#### ПРЕДОСТАВЛЕННЫЙ ТЕКСТ
════════

И вот греки, отталкиваясь от идеи возможного (или некоего эксперимента, который должен выявить возможность), называют бытием нечто полностью, актуально развернутое. Бытие есть актуальная полнота и жизнь того, что возможно: реальность или существующее в его полноте, скажем, человек в его полноте. У человека ведь есть некоторая полнота существования, или исполнение жизни, в том числе исполнение целостности сознательной жизни, в которой есть свои антиномии – между пониманием и непониманием, между духом и телом, между жизнью и смертью, – которые мы в процессе своей жизни пытаемся разрешить, достигая какой-то полноты, или исполненности, нашей жизни. Это существо – в том виде, в каком оно исполнится, – и есть отложение того внутреннего стержня, который мы называем поиском возможного, а поиск возможного предполагает выпадение из стереотипов, из привычно сцепившихся связей (в том числе привычек мышления, привычек культуры), из знаковых культурных систем.

И тут появляется новое определение. Как ни странно, то, что называется у греков бытием, есть (в их же понимании) то, что они называют свободой, прилагая к ней очень странное определение, которого, правда, у Парменида и Гераклита нет, но которое есть у Платона. Оно гласит: свободный человек не делает ошибок. Та же мысль есть у Аристотеля, но она звучит иначе: в области неделимого нет лжи и заблуждения, или в области неделимого нет истины и заблуждения, мышление или есть, или нет. Эта идея свободы очень хорошо проясняет идею бытия. (То, что я говорю, не есть знания или тезисы, которые можно запомнить, приведя в какой-то энциклопедический свод, это просто иллюстрации определенного способа рассуждения, называемого философией.)

Мы помним, в чем заключается смысл бытия: бодрствующее вертикальное стояние, в котором есть собранность, а собранность и есть бытие. Что значит бытие в отличие от потока? А это значит, что в этой собранности внутри ни в каком моменте, ни в каком разрезе бытия нет ничего такого, что не самим бытием порождалось бы, что порождалось бы потоком, или стихийно само собой (потому что бытие есть везде, нет ни одной точки времени и пространства, о которой мы могли бы сказать, что там нет бытия; если бытие есть, оно неделимо, и есть все полностью и целиком, как говорит Парменид). (Ум – это то, что мы думаем, а глупость – это то, что думается в нас само собой; сама собой бывает глупость, а для того чтобы был ум, нужно очень постараться.)

════════

#### ПРЕДОСТАВЛЕННЫЙ МАТЕРИАЛ
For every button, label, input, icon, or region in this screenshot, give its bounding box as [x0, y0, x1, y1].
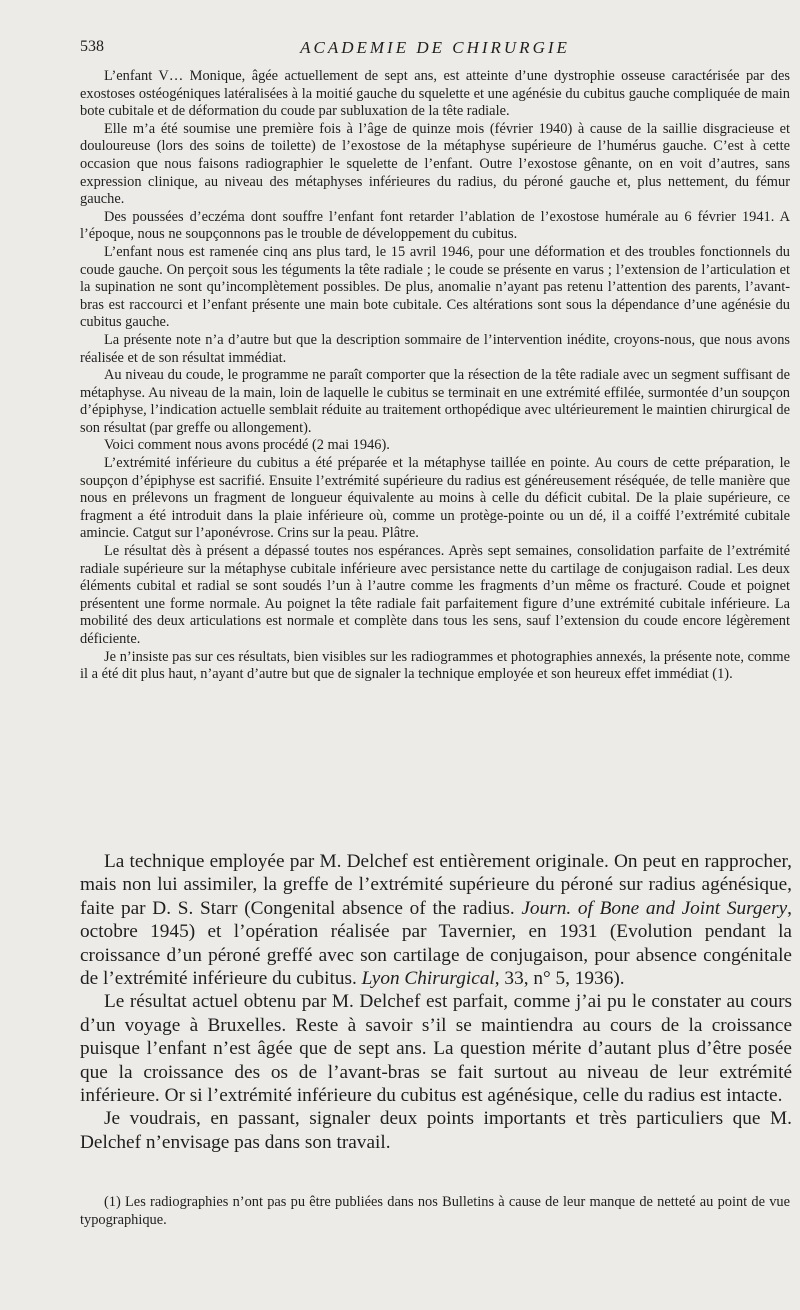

════════

#### ЗАДАНИЯ К УПРАЖНЕНИЮ
1. Перескажите в виде краткого списка абзац текста о греческом понимании бытия, который начинается словами «И тут появляется новое определение». Сохраните его главные утверждения.
2. Выпишите из текста о греческом понимании бытия дословный отрывок. Начните с того места, где стоят слова «Мы помним, в», и остановитесь после слов «нужно очень постараться.)».

#### РЕЗУЛЬТАТЫ
1.
- То, что греки называют бытием, по их же пониманию есть свобода.
- Платон дает свободе странное определение: свободный человек не делает ошибок. У Парменида и Гераклита такого определения нет.
- У Аристотеля та же мысль звучит иначе: в области неделимого нет лжи и заблуждения (или нет истины и заблуждения), мышление либо есть, либо нет.
- Эта идея свободы хорошо проясняет идею бытия.
- Сказанное не является знаниями или тезисами для запоминания. Это иллюстрации особого способа рассуждения, который называется философией.

2.
Мы помним, в чем заключается смысл бытия: бодрствующее вертикальное стояние, в котором есть собранность, а собранность и есть бытие. Что значит бытие в отличие от потока? А это значит, что в этой собранности внутри ни в каком моменте, ни в каком разрезе бытия нет ничего такого, что не самим бытием порождалось бы, что порождалось бы потоком, или стихийно само собой (потому что бытие есть везде, нет ни одной точки времени и пространства, о которой мы могли бы сказать, что там нет бытия; если бытие есть, оно неделимо, и есть все полностью и целиком, как говорит Парменид). (Ум – это то, что мы думаем, а глупость – это то, что думается в нас само собой; сама собой бывает глупость, а для того чтобы был ум, нужно очень постараться.)